Your task:
All lines in which the word "сайте" occurs are to be extracted.

Information provided:
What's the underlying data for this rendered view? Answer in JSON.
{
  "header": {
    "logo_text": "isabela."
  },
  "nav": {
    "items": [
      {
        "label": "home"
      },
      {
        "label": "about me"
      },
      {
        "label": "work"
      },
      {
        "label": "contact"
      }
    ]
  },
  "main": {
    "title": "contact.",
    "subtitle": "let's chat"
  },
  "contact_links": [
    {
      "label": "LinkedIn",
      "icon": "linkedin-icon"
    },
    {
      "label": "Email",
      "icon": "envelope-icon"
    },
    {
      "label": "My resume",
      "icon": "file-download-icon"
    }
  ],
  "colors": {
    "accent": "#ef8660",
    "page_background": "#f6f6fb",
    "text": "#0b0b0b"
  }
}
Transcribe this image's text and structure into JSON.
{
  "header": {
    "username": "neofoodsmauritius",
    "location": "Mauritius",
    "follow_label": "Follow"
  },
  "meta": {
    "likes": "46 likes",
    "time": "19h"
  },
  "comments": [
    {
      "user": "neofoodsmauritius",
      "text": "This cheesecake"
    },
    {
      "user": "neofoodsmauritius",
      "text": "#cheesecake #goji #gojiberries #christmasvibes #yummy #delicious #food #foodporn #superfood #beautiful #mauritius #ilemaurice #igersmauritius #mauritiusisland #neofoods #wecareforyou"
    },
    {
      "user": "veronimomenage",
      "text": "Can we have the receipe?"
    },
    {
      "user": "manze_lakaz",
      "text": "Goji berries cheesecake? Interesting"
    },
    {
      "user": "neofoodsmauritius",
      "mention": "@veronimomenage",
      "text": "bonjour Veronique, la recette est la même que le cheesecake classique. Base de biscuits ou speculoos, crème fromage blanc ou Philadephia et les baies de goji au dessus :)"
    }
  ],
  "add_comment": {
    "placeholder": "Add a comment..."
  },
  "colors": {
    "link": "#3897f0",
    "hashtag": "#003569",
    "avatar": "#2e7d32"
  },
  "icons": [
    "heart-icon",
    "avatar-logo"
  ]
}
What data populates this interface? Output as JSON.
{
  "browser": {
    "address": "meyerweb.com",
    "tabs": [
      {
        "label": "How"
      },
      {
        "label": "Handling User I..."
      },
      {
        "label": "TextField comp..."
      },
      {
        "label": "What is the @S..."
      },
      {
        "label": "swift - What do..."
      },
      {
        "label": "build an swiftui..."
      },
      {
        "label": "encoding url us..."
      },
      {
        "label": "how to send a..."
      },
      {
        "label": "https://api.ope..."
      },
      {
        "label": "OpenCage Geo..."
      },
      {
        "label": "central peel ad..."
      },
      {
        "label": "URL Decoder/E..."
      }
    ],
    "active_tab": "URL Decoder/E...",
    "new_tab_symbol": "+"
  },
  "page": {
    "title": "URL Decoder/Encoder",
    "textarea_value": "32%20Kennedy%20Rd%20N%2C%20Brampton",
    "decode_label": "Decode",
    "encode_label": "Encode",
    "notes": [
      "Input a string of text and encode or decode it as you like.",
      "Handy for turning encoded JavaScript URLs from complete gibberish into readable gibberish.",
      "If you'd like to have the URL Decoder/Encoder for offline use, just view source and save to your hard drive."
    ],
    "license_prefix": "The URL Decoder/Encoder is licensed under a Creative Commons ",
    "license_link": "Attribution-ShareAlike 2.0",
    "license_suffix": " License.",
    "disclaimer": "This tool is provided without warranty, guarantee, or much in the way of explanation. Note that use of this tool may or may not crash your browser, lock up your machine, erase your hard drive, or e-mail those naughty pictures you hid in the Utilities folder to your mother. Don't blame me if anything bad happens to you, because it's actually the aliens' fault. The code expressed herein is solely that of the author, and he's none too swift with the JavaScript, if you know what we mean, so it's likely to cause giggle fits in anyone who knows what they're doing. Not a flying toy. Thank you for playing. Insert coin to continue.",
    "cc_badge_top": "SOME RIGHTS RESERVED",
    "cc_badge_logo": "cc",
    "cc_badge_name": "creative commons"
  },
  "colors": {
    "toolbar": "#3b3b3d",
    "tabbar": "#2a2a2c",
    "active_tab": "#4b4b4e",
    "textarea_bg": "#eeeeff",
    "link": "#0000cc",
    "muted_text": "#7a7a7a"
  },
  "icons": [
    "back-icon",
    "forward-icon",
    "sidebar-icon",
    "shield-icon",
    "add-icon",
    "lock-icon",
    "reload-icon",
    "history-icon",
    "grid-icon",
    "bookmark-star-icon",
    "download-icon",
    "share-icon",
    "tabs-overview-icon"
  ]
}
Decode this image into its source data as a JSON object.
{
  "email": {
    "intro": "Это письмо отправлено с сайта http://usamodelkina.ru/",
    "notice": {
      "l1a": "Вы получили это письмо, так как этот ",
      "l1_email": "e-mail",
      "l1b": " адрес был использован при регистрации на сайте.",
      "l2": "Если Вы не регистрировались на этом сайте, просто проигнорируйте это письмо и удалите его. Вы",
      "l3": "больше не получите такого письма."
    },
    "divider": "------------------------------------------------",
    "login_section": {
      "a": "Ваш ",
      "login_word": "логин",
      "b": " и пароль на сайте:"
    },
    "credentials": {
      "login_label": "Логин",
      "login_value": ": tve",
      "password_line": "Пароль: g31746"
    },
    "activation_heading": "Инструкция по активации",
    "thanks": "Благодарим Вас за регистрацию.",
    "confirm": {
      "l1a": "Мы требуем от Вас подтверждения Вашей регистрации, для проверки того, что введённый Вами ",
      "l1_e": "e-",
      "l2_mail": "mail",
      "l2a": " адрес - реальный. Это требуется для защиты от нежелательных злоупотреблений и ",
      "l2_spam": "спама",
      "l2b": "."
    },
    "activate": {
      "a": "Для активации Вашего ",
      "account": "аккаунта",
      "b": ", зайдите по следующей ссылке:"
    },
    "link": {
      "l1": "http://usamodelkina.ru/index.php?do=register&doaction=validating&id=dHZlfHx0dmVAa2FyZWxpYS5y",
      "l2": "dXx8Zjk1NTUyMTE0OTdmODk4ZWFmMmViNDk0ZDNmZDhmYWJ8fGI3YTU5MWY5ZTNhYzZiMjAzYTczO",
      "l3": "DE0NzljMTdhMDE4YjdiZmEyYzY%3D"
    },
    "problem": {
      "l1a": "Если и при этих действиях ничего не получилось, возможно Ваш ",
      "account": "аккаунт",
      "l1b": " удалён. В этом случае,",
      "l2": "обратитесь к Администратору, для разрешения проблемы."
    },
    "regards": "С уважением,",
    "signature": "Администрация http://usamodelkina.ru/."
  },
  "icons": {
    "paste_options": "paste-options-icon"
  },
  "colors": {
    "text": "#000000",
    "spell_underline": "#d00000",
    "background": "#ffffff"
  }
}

Written response:
      "l1b": " адрес был использован при регистрации на сайте.",
      "l2": "Если Вы не регистрировались на этом сайте, просто проигнорируйте это письмо и удалите его. Вы",
      "b": " и пароль на сайте:"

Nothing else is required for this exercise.